** WRITTEN PROBLEM **
Look through the listing for the word "icon". Copy each line that has it.

-- -- --

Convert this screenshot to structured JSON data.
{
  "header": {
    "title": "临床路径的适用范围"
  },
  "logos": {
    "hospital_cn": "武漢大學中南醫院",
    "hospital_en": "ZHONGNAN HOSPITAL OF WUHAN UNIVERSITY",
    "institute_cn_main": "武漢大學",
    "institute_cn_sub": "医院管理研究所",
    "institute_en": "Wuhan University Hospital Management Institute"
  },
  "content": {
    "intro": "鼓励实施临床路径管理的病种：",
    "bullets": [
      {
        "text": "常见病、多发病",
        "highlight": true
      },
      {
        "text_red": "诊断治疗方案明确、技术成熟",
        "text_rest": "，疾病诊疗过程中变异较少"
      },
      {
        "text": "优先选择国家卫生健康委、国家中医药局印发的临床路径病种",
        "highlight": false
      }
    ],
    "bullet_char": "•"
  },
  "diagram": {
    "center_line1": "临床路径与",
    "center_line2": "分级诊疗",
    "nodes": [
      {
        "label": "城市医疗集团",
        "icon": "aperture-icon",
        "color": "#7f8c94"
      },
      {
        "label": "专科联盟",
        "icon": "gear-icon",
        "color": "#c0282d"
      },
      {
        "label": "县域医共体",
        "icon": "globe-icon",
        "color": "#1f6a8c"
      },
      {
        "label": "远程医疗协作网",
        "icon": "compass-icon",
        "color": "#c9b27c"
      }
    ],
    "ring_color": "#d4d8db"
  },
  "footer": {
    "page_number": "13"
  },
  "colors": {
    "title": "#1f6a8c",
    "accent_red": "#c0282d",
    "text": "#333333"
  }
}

-- -- --

** FINISHED TASK **
        "icon": "aperture-icon",
        "icon": "gear-icon",
        "icon": "globe-icon",
        "icon": "compass-icon",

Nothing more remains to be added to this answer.